GIVEN DATA:

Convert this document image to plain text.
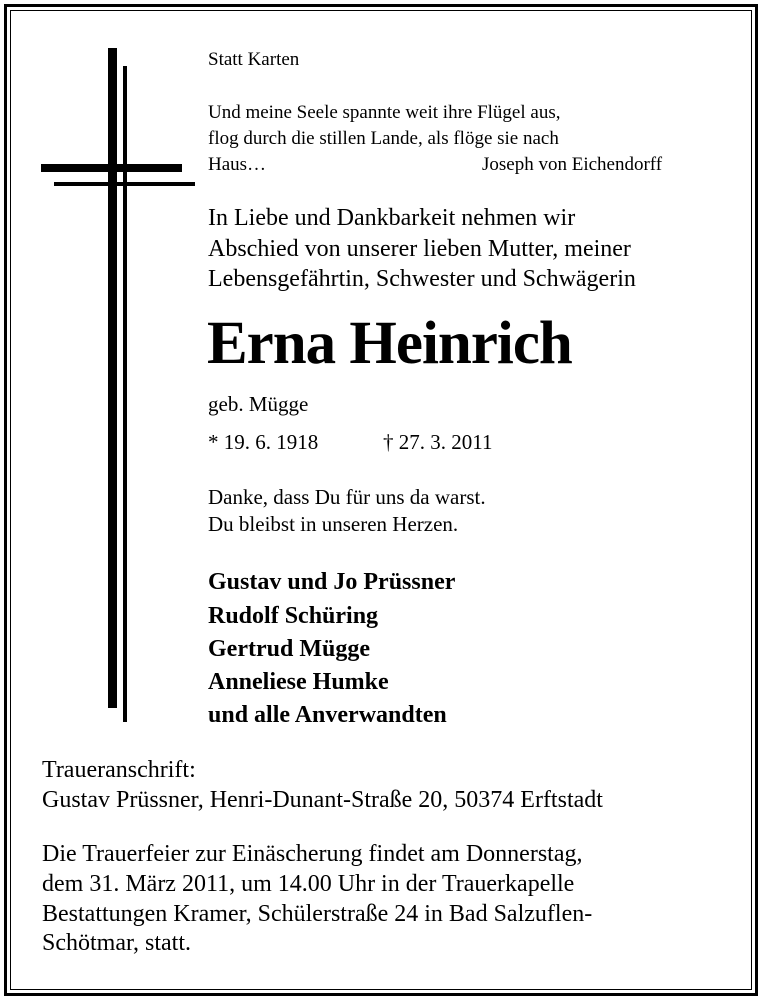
Statt Karten
Und meine Seele spannte weit ihre Flügel aus,
flog durch die stillen Lande, als flöge sie nach
Haus…	Joseph von Eichendorff
In Liebe und Dankbarkeit nehmen wir
Abschied von unserer lieben Mutter, meiner
Lebensgefährtin, Schwester und Schwägerin
Erna Heinrich
geb. Mügge
* 19. 6. 1918	† 27. 3. 2011
Danke, dass Du für uns da warst.
Du bleibst in unseren Herzen.
Gustav und Jo Prüssner
Rudolf Schüring
Gertrud Mügge
Anneliese Humke
und alle Anverwandten
Traueranschrift:
Gustav Prüssner, Henri-Dunant-Straße 20, 50374 Erftstadt
Die Trauerfeier zur Einäscherung findet am Donnerstag,
dem 31. März 2011, um 14.00 Uhr in der Trauerkapelle
Bestattungen Kramer, Schülerstraße 24 in Bad Salzuflen-
Schötmar, statt.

YOUR OBJECTIVE:
Reproduce every record above exactly, omitting the pictures.

TASK OUTPUT:
Convert this document image to plain text.
Statt Karten
Und meine Seele spannte weit ihre Flügel aus,
flog durch die stillen Lande, als flöge sie nach
Haus…	Joseph von Eichendorff
In Liebe und Dankbarkeit nehmen wir
Abschied von unserer lieben Mutter, meiner
Lebensgefährtin, Schwester und Schwägerin
Erna Heinrich
geb. Mügge
* 19. 6. 1918	† 27. 3. 2011
Danke, dass Du für uns da warst.
Du bleibst in unseren Herzen.
Gustav und Jo Prüssner
Rudolf Schüring
Gertrud Mügge
Anneliese Humke
und alle Anverwandten
Traueranschrift:
Gustav Prüssner, Henri-Dunant-Straße 20, 50374 Erftstadt
Die Trauerfeier zur Einäscherung findet am Donnerstag,
dem 31. März 2011, um 14.00 Uhr in der Trauerkapelle
Bestattungen Kramer, Schülerstraße 24 in Bad Salzuflen-
Schötmar, statt.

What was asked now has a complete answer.